→ WHAT IS BEING ASKED:
Go through the material below and copy all lines with "this".

"""

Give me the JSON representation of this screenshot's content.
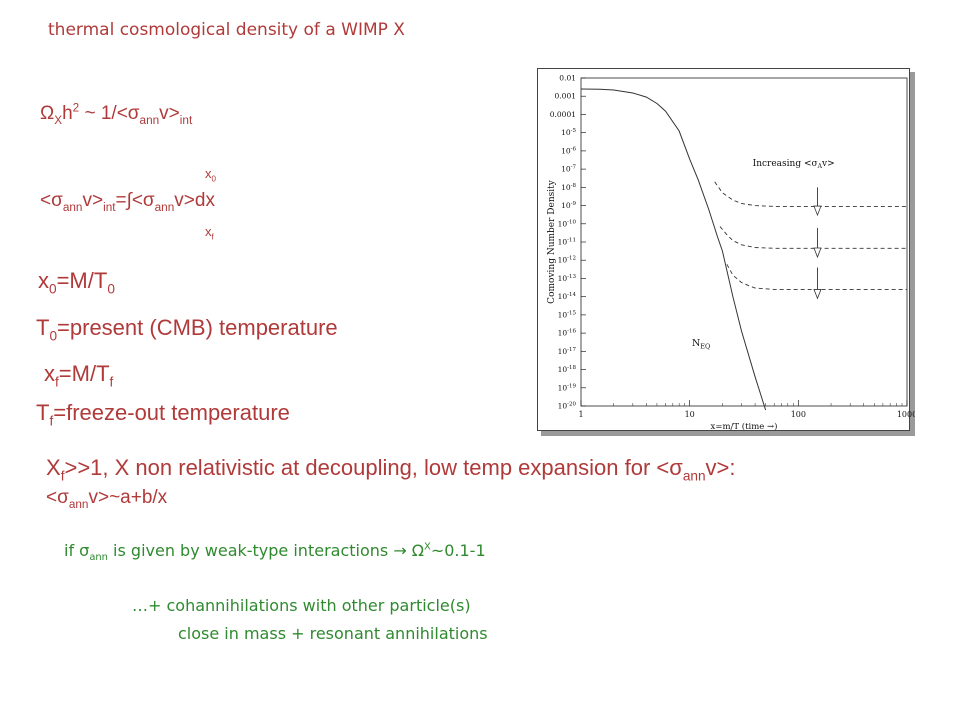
{
  "slide": {
    "title": "thermal cosmological density of a WIMP X",
    "omega": {
      "a": "Ω",
      "b": "X",
      "c": "h",
      "d": "2",
      "e": " ~ 1/<σ",
      "f": "ann",
      "g": "v>",
      "h": "int"
    },
    "int_top": {
      "a": "x",
      "b": "0"
    },
    "integral": {
      "a": "<σ",
      "b": "ann",
      "c": "v>",
      "d": "int",
      "e": "=∫<σ",
      "f": "ann",
      "g": "v>dx"
    },
    "int_bottom": {
      "a": "x",
      "b": "f"
    },
    "x0": {
      "a": "x",
      "b": "0",
      "c": "=M/T",
      "d": "0"
    },
    "t0": {
      "a": "T",
      "b": "0",
      "c": "=present (CMB) temperature"
    },
    "xf": {
      "a": "x",
      "b": "f",
      "c": "=M/T",
      "d": "f"
    },
    "tf": {
      "a": "T",
      "b": "f",
      "c": "=freeze-out temperature"
    },
    "line1": {
      "a": "X",
      "b": "f",
      "c": ">>1, X non relativistic at decoupling, low temp expansion for <σ",
      "d": "ann",
      "e": "v>:"
    },
    "line2": {
      "a": "<σ",
      "b": "ann",
      "c": "v>~a+b/x"
    },
    "weak": {
      "a": "if σ",
      "b": "ann",
      "c": " is given by weak-type interactions → Ω",
      "d": "X",
      "e": "~0.1-1"
    },
    "coann1": "…+ cohannihilations with other particle(s)",
    "coann2": "close in mass + resonant annihilations"
  },
  "chart_data": {
    "type": "line",
    "xscale": "log",
    "yscale": "log",
    "xlim": [
      1,
      1000
    ],
    "ylim": [
      1e-20,
      0.01
    ],
    "xlabel": "x=m/T (time →)",
    "ylabel": "Comoving Number Density",
    "x_ticks": [
      "1",
      "10",
      "100",
      "1000"
    ],
    "y_ticks_plain": [
      "0.01",
      "0.001",
      "0.0001"
    ],
    "y_ticks_exp": [
      "-5",
      "-6",
      "-7",
      "-8",
      "-9",
      "-10",
      "-11",
      "-12",
      "-13",
      "-14",
      "-15",
      "-16",
      "-17",
      "-18",
      "-19",
      "-20"
    ],
    "y_tick_base": "10",
    "annotation": "Increasing <σ",
    "annotation_sub": "A",
    "annotation_tail": "v>",
    "neq_label": "N",
    "neq_sub": "EQ",
    "series": [
      {
        "style": "solid",
        "x": [
          1,
          1.5,
          2,
          3,
          4,
          5,
          6,
          8,
          10,
          12,
          15,
          18,
          20,
          25,
          30,
          40,
          50
        ],
        "y": [
          0.0025,
          0.0024,
          0.0022,
          0.0015,
          0.0009,
          0.0004,
          0.00015,
          1.25e-05,
          3.5e-07,
          2.5e-08,
          6e-10,
          2e-11,
          3.2e-12,
          1e-14,
          1.3e-16,
          4e-19,
          6e-21
        ]
      },
      {
        "style": "dashed",
        "x": [
          17,
          20,
          25,
          30,
          40,
          60,
          100,
          200,
          500,
          1000
        ],
        "y": [
          2e-08,
          5e-09,
          2e-09,
          1.3e-09,
          1e-09,
          9e-10,
          9e-10,
          9e-10,
          9e-10,
          9e-10
        ]
      },
      {
        "style": "dashed",
        "x": [
          19,
          22,
          25,
          30,
          40,
          60,
          100,
          200,
          500,
          1000
        ],
        "y": [
          7e-11,
          2.5e-11,
          1.2e-11,
          7e-12,
          5e-12,
          4.5e-12,
          4.5e-12,
          4.5e-12,
          4.5e-12,
          4.5e-12
        ]
      },
      {
        "style": "dashed",
        "x": [
          22,
          25,
          30,
          35,
          40,
          60,
          100,
          200,
          500,
          1000
        ],
        "y": [
          6e-13,
          1.5e-13,
          6e-14,
          4e-14,
          3e-14,
          2.5e-14,
          2.5e-14,
          2.5e-14,
          2.5e-14,
          2.5e-14
        ]
      }
    ]
  }
}
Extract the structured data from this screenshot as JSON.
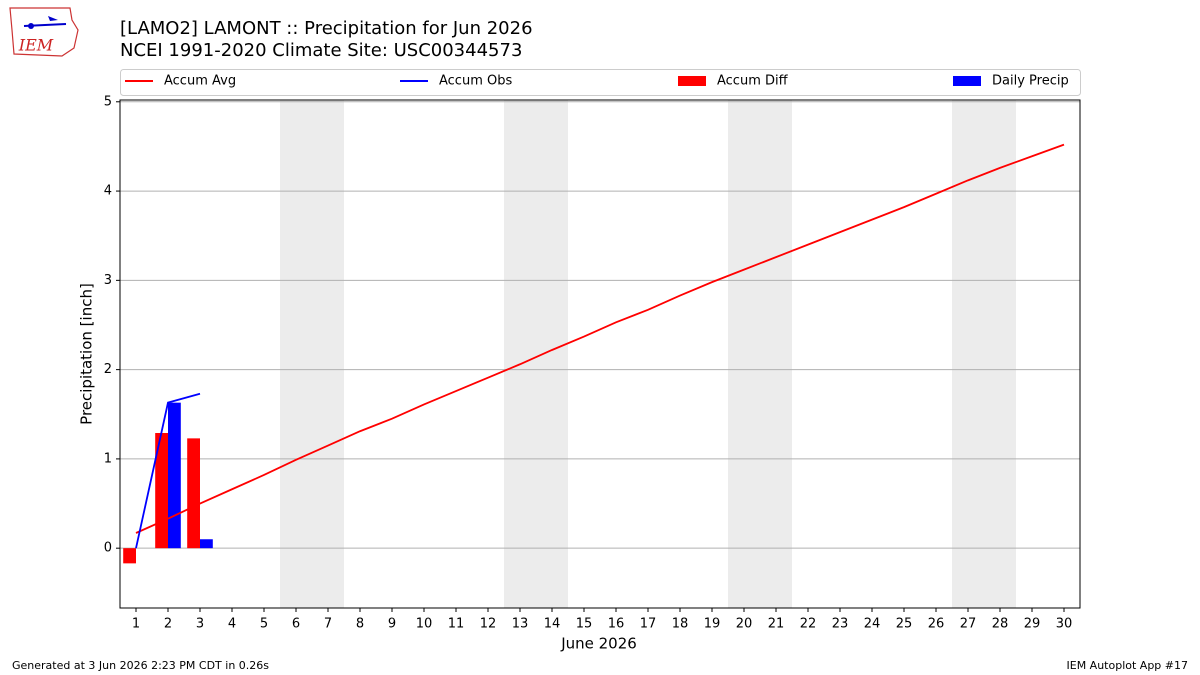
{
  "chart_data": {
    "type": "combo",
    "title": "[LAMO2] LAMONT :: Precipitation for Jun 2026",
    "subtitle": "NCEI 1991-2020 Climate Site: USC00344573",
    "xlabel": "June 2026",
    "ylabel": "Precipitation [inch]",
    "logo_text": "IEM",
    "footer_left": "Generated at 3 Jun 2026 2:23 PM CDT in 0.26s",
    "footer_right": "IEM Autoplot App #17",
    "x": [
      1,
      2,
      3,
      4,
      5,
      6,
      7,
      8,
      9,
      10,
      11,
      12,
      13,
      14,
      15,
      16,
      17,
      18,
      19,
      20,
      21,
      22,
      23,
      24,
      25,
      26,
      27,
      28,
      29,
      30
    ],
    "series": [
      {
        "name": "Accum Avg",
        "kind": "line",
        "color": "#ff0000",
        "values": [
          0.17,
          0.33,
          0.5,
          0.66,
          0.82,
          0.99,
          1.15,
          1.31,
          1.45,
          1.61,
          1.76,
          1.91,
          2.06,
          2.22,
          2.37,
          2.53,
          2.67,
          2.83,
          2.98,
          3.12,
          3.26,
          3.4,
          3.54,
          3.68,
          3.82,
          3.97,
          4.12,
          4.26,
          4.39,
          4.52
        ]
      },
      {
        "name": "Accum Obs",
        "kind": "line",
        "color": "#0000ff",
        "values": [
          0.0,
          1.63,
          1.73,
          null,
          null,
          null,
          null,
          null,
          null,
          null,
          null,
          null,
          null,
          null,
          null,
          null,
          null,
          null,
          null,
          null,
          null,
          null,
          null,
          null,
          null,
          null,
          null,
          null,
          null,
          null
        ]
      },
      {
        "name": "Accum Diff",
        "kind": "bar",
        "color": "#ff0000",
        "values": [
          -0.17,
          1.29,
          1.23,
          null,
          null,
          null,
          null,
          null,
          null,
          null,
          null,
          null,
          null,
          null,
          null,
          null,
          null,
          null,
          null,
          null,
          null,
          null,
          null,
          null,
          null,
          null,
          null,
          null,
          null,
          null
        ]
      },
      {
        "name": "Daily Precip",
        "kind": "bar",
        "color": "#0000ff",
        "values": [
          0.0,
          1.63,
          0.1,
          null,
          null,
          null,
          null,
          null,
          null,
          null,
          null,
          null,
          null,
          null,
          null,
          null,
          null,
          null,
          null,
          null,
          null,
          null,
          null,
          null,
          null,
          null,
          null,
          null,
          null,
          null
        ]
      }
    ],
    "shaded_spans": [
      [
        5.5,
        7.5
      ],
      [
        12.5,
        14.5
      ],
      [
        19.5,
        21.5
      ],
      [
        26.5,
        28.5
      ]
    ],
    "xlim": [
      0.5,
      30.5
    ],
    "ylim": [
      -0.67,
      5.02
    ],
    "xticks": [
      1,
      2,
      3,
      4,
      5,
      6,
      7,
      8,
      9,
      10,
      11,
      12,
      13,
      14,
      15,
      16,
      17,
      18,
      19,
      20,
      21,
      22,
      23,
      24,
      25,
      26,
      27,
      28,
      29,
      30
    ],
    "yticks": [
      0,
      1,
      2,
      3,
      4,
      5
    ],
    "grid": true
  }
}
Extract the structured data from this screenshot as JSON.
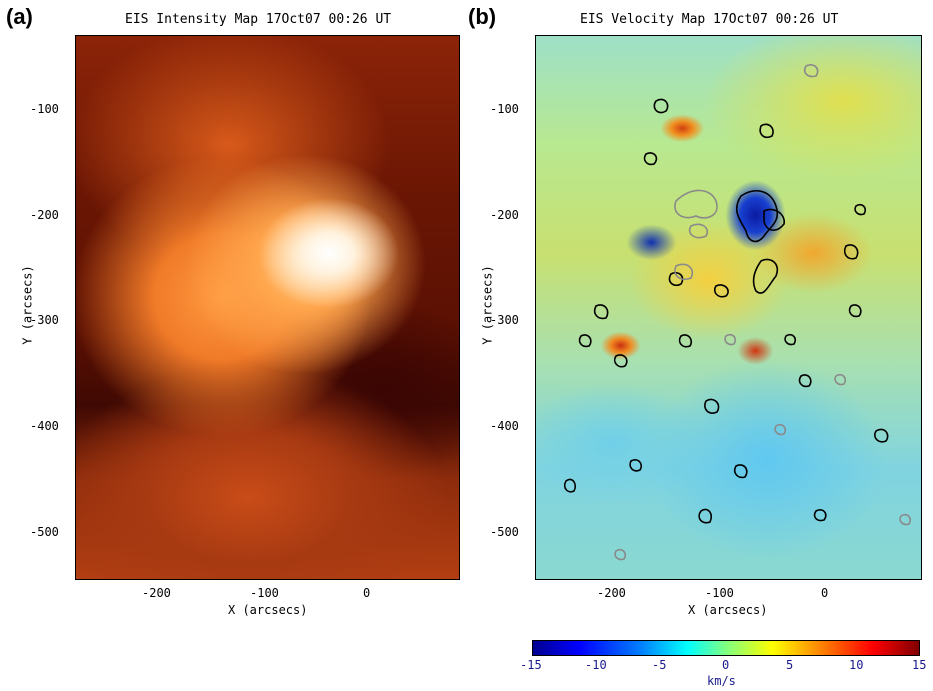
{
  "panel_a": {
    "label": "(a)",
    "title": "EIS Intensity Map 17Oct07 00:26 UT",
    "xlabel": "X (arcsecs)",
    "ylabel": "Y (arcsecs)",
    "xticks": [
      "-200",
      "-100",
      "0"
    ],
    "yticks": [
      "-100",
      "-200",
      "-300",
      "-400",
      "-500"
    ]
  },
  "panel_b": {
    "label": "(b)",
    "title": "EIS Velocity Map 17Oct07 00:26 UT",
    "xlabel": "X (arcsecs)",
    "ylabel": "Y (arcsecs)",
    "xticks": [
      "-200",
      "-100",
      "0"
    ],
    "yticks": [
      "-100",
      "-200",
      "-300",
      "-400",
      "-500"
    ]
  },
  "colorbar": {
    "ticks": [
      "-15",
      "-10",
      "-5",
      "0",
      "5",
      "10",
      "15"
    ],
    "unit": "km/s",
    "range": [
      -15,
      15
    ]
  },
  "colors": {
    "intensity_dark": "#3f0903",
    "intensity_bright": "#ffffff",
    "velocity_blue": "#0000ff",
    "velocity_red": "#ff0000",
    "contour_black": "#000000",
    "contour_gray": "#808080"
  }
}
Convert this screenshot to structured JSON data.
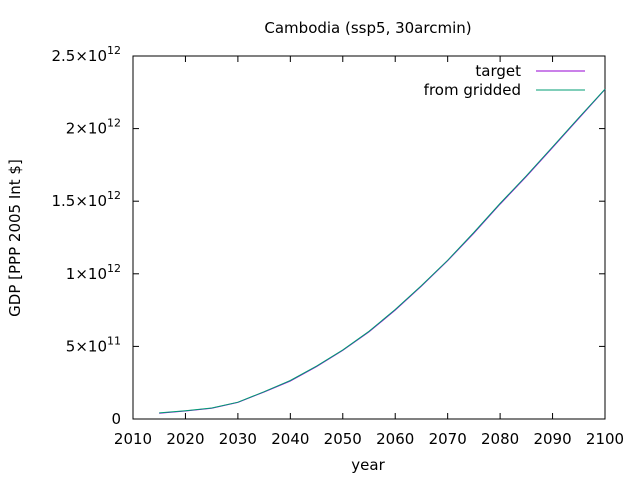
{
  "chart_data": {
    "type": "line",
    "title": "Cambodia (ssp5, 30arcmin)",
    "xlabel": "year",
    "ylabel": "GDP [PPP 2005 Int $]",
    "xlim": [
      2010,
      2100
    ],
    "ylim": [
      0,
      2500000000000
    ],
    "x_ticks": [
      2010,
      2020,
      2030,
      2040,
      2050,
      2060,
      2070,
      2080,
      2090,
      2100
    ],
    "y_ticks": [
      {
        "value": 0,
        "mantissa": "0",
        "exponent": ""
      },
      {
        "value": 500000000000,
        "mantissa": "5×10",
        "exponent": "11"
      },
      {
        "value": 1000000000000,
        "mantissa": "1×10",
        "exponent": "12"
      },
      {
        "value": 1500000000000,
        "mantissa": "1.5×10",
        "exponent": "12"
      },
      {
        "value": 2000000000000,
        "mantissa": "2×10",
        "exponent": "12"
      },
      {
        "value": 2500000000000,
        "mantissa": "2.5×10",
        "exponent": "12"
      }
    ],
    "grid": false,
    "legend_position": "top-right",
    "series": [
      {
        "name": "target",
        "color": "#9400d3",
        "x": [
          2015,
          2020,
          2025,
          2030,
          2035,
          2040,
          2045,
          2050,
          2055,
          2060,
          2065,
          2070,
          2075,
          2080,
          2085,
          2090,
          2095,
          2100
        ],
        "y": [
          40000000000.0,
          55000000000.0,
          74000000000.0,
          114000000000.0,
          186000000000.0,
          262000000000.0,
          361000000000.0,
          473000000000.0,
          600000000000.0,
          750000000000.0,
          915000000000.0,
          1090000000000.0,
          1280000000000.0,
          1480000000000.0,
          1670000000000.0,
          1870000000000.0,
          2070000000000.0,
          2270000000000.0
        ]
      },
      {
        "name": "from gridded",
        "color": "#009e73",
        "x": [
          2015,
          2020,
          2025,
          2030,
          2035,
          2040,
          2045,
          2050,
          2055,
          2060,
          2065,
          2070,
          2075,
          2080,
          2085,
          2090,
          2095,
          2100
        ],
        "y": [
          42000000000.0,
          57000000000.0,
          76000000000.0,
          116000000000.0,
          188000000000.0,
          265000000000.0,
          364000000000.0,
          476000000000.0,
          604000000000.0,
          754000000000.0,
          919000000000.0,
          1094000000000.0,
          1285000000000.0,
          1485000000000.0,
          1675000000000.0,
          1875000000000.0,
          2075000000000.0,
          2272000000000.0
        ]
      }
    ]
  }
}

"""

→ REPLY TO THE EXERCISE:
Give me the JSON representation of this screenshot's content.
Extract the structured data from this screenshot as JSON.
Extract the structured data from this screenshot as JSON.
Convert this screenshot to structured JSON data.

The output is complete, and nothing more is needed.